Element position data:
○ ○ ○

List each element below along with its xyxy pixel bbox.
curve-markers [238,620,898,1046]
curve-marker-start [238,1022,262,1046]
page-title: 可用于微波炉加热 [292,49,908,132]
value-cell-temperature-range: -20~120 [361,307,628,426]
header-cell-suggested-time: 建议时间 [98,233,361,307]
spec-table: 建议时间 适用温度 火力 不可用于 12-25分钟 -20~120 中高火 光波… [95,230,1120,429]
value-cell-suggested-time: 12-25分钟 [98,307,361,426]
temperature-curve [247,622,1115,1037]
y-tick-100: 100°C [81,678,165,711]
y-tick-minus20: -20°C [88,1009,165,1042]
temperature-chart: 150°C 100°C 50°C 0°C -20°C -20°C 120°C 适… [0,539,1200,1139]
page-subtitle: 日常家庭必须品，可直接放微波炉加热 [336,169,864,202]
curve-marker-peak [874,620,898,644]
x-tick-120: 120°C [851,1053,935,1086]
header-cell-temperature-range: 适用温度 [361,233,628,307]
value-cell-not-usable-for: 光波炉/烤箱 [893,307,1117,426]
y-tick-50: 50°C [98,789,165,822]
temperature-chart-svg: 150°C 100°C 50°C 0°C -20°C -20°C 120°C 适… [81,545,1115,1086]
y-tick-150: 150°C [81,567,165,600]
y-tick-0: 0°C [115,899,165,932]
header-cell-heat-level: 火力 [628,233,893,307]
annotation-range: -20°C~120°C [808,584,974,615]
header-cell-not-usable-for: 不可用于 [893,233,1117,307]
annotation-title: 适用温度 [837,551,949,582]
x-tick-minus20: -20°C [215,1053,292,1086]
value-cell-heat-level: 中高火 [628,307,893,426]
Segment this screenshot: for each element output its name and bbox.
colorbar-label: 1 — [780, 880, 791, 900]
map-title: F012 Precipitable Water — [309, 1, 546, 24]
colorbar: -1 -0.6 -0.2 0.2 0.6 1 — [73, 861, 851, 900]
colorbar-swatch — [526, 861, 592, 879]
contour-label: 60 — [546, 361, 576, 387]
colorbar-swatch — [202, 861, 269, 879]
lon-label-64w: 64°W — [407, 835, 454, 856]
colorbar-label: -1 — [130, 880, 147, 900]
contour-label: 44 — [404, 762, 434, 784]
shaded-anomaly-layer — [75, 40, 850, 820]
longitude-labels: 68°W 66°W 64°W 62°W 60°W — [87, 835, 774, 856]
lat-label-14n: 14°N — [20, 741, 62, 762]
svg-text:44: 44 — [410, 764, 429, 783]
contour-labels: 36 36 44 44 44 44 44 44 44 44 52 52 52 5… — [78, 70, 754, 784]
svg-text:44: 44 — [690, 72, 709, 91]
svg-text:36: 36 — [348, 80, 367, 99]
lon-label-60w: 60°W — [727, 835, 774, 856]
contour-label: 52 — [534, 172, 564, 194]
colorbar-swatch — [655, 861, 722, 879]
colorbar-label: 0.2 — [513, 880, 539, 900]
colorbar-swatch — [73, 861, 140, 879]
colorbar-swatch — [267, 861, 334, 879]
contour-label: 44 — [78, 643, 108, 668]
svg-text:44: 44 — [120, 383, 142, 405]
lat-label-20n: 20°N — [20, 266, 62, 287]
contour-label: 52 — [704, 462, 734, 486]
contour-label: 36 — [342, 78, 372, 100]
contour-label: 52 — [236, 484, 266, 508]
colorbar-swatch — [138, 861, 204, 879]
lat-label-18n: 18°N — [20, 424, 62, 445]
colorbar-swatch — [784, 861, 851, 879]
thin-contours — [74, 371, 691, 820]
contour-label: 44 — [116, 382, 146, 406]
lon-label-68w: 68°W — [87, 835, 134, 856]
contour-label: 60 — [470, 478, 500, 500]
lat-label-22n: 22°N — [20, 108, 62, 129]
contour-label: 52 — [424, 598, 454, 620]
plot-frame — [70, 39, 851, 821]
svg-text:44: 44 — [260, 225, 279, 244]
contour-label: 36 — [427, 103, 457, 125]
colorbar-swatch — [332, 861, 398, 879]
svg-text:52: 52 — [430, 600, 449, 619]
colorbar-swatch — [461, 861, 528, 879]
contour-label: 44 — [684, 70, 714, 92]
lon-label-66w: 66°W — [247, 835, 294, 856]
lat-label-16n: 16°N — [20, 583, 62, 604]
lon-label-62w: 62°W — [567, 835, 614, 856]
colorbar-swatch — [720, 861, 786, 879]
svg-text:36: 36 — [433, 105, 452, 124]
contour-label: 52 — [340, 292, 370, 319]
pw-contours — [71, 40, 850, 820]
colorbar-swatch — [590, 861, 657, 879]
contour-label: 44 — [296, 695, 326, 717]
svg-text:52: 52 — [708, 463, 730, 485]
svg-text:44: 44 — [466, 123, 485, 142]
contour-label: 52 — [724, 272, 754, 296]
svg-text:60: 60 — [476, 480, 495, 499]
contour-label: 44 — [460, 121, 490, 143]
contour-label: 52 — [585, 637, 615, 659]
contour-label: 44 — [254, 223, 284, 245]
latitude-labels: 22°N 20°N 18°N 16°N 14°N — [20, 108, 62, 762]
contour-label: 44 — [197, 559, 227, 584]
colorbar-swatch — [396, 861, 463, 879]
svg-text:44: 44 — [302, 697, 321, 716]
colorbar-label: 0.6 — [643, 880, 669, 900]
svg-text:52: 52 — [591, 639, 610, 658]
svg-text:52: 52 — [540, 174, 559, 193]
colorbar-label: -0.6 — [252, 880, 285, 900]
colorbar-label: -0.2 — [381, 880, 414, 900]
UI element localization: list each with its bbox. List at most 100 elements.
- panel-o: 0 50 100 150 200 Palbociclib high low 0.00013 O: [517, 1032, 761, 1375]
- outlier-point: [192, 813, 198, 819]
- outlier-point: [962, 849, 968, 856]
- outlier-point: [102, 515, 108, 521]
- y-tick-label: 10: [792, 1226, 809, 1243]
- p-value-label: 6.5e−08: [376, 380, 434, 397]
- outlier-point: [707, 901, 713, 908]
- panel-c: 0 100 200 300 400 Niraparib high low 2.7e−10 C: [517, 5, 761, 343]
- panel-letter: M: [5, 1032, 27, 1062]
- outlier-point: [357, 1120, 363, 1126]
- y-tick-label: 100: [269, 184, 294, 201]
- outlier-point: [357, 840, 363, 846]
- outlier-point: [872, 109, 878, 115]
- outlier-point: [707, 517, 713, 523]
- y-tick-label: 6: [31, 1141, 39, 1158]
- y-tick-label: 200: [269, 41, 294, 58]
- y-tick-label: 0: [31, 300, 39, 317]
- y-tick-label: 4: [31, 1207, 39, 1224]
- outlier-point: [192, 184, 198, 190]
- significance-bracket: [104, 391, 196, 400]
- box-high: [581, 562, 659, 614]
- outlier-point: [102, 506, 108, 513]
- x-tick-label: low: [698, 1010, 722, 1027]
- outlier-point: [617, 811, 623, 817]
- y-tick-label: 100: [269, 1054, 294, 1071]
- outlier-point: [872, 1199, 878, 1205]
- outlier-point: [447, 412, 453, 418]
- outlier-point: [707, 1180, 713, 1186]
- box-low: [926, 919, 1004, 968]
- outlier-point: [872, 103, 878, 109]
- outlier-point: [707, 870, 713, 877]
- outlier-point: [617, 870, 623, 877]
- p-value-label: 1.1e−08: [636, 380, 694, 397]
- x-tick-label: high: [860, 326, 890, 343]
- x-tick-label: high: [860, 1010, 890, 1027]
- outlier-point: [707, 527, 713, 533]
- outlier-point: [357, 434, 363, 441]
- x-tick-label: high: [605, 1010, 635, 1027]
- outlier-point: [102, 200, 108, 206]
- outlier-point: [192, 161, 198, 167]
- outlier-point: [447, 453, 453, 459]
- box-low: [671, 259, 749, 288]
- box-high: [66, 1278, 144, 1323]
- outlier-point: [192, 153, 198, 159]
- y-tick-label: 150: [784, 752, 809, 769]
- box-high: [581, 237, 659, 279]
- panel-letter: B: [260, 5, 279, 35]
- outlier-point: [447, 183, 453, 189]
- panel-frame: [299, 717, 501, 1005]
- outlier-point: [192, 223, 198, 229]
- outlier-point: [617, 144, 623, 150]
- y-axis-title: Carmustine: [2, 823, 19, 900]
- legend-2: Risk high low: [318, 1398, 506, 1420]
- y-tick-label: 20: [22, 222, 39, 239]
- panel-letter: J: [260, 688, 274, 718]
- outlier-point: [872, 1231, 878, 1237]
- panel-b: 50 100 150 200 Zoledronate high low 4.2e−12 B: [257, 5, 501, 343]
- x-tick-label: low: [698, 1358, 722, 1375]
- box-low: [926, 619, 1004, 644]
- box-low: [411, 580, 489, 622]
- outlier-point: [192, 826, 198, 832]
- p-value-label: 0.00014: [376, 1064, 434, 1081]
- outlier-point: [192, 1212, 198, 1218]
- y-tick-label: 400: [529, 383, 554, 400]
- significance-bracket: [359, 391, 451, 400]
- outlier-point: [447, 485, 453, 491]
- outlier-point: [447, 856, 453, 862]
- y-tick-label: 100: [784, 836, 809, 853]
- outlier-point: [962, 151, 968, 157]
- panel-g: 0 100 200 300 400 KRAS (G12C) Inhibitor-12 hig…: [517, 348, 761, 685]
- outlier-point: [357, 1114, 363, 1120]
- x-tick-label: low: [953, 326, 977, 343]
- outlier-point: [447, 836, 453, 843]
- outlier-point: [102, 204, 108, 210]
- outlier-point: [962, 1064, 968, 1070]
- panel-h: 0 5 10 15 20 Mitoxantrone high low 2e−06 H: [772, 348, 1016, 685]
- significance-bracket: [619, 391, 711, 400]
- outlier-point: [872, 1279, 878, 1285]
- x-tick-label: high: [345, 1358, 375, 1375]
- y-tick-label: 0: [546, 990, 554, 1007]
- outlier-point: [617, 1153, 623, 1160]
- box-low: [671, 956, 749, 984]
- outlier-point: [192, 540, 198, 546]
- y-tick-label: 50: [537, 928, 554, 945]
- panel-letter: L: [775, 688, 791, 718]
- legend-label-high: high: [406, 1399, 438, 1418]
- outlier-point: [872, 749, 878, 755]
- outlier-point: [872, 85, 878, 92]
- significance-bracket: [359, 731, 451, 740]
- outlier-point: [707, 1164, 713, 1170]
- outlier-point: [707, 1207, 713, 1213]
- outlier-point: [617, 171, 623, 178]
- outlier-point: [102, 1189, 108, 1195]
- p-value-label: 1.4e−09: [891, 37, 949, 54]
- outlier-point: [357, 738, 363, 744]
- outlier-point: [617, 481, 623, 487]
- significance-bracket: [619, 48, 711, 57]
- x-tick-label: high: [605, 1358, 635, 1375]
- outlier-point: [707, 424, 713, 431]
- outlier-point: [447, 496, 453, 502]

○ ○ ○

* WHAT YOU SHOULD DO
Give the records from the first line through the line holding "colorbar-swatch — [526, 861, 592, 879]", inclusive, as a Markdown table with the columns No. and Line. Leave out any blank lines.

* RESULT FOR THIS TASK
| No. | Line |
|---|---|
| 1 | List each element below along with its xyxy pixel bbox. |
| 2 | curve-markers [238,620,898,1046] |
| 3 | curve-marker-start [238,1022,262,1046] |
| 4 | page-title: 可用于微波炉加热 [292,49,908,132] |
| 5 | value-cell-temperature-range: -20~120 [361,307,628,426] |
| 6 | header-cell-suggested-time: 建议时间 [98,233,361,307] |
| 7 | spec-table: 建议时间 适用温度 火力 不可用于 12-25分钟 -20~120 中高火 光波… [95,230,1120,429] |
| 8 | value-cell-suggested-time: 12-25分钟 [98,307,361,426] |
| 9 | temperature-curve [247,622,1115,1037] |
| 10 | y-tick-100: 100°C [81,678,165,711] |
| 11 | y-tick-minus20: -20°C [88,1009,165,1042] |
| 12 | temperature-chart: 150°C 100°C 50°C 0°C -20°C -20°C 120°C 适… [0,539,1200,1139] |
| 13 | page-subtitle: 日常家庭必须品，可直接放微波炉加热 [336,169,864,202] |
| 14 | curve-marker-peak [874,620,898,644] |
| 15 | x-tick-120: 120°C [851,1053,935,1086] |
| 16 | header-cell-temperature-range: 适用温度 [361,233,628,307] |
| 17 | value-cell-not-usable-for: 光波炉/烤箱 [893,307,1117,426] |
| 18 | y-tick-50: 50°C [98,789,165,822] |
| 19 | temperature-chart-svg: 150°C 100°C 50°C 0°C -20°C -20°C 120°C 适… [81,545,1115,1086] |
| 20 | y-tick-150: 150°C [81,567,165,600] |
| 21 | y-tick-0: 0°C [115,899,165,932] |
| 22 | header-cell-heat-level: 火力 [628,233,893,307] |
| 23 | annotation-range: -20°C~120°C [808,584,974,615] |
| 24 | header-cell-not-usable-for: 不可用于 [893,233,1117,307] |
| 25 | annotation-title: 适用温度 [837,551,949,582] |
| 26 | x-tick-minus20: -20°C [215,1053,292,1086] |
| 27 | value-cell-heat-level: 中高火 [628,307,893,426] |
| 28 | Segment this screenshot: for each element output its name and bbox. |
| 29 | colorbar-label: 1 — [780, 880, 791, 900] |
| 30 | map-title: F012 Precipitable Water — [309, 1, 546, 24] |
| 31 | colorbar: -1 -0.6 -0.2 0.2 0.6 1 — [73, 861, 851, 900] |
| 32 | colorbar-swatch — [526, 861, 592, 879] |